• **Task to complete**: Give back every line exactly as it appears, pictures excluded.

• **Information shown**:
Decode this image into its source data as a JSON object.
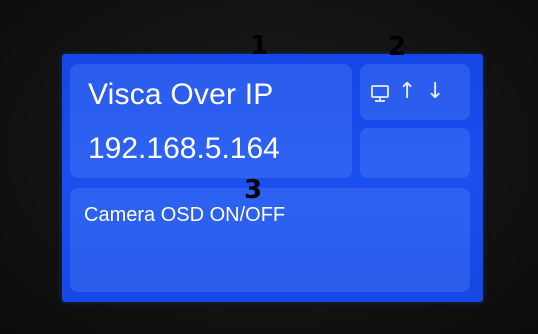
{
  "display": {
    "title": "Visca Over IP",
    "ip_address": "192.168.5.164",
    "osd_label": "Camera OSD ON/OFF",
    "markers": [
      "1",
      "2",
      "3"
    ]
  },
  "icons": {
    "network": "network-computer-icon",
    "upload": "arrow-up-icon",
    "download": "arrow-down-icon"
  },
  "colors": {
    "screen_blue": "#1a4ff0",
    "text": "#ffffff",
    "marker": "#000000"
  }
}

• **Result**:
Decode this image into its source data as a JSON object.
{
  "display": {
    "title": "Visca Over IP",
    "ip_address": "192.168.5.164",
    "osd_label": "Camera OSD ON/OFF",
    "markers": [
      "1",
      "2",
      "3"
    ]
  },
  "icons": {
    "network": "network-computer-icon",
    "upload": "arrow-up-icon",
    "download": "arrow-down-icon"
  },
  "colors": {
    "screen_blue": "#1a4ff0",
    "text": "#ffffff",
    "marker": "#000000"
  }
}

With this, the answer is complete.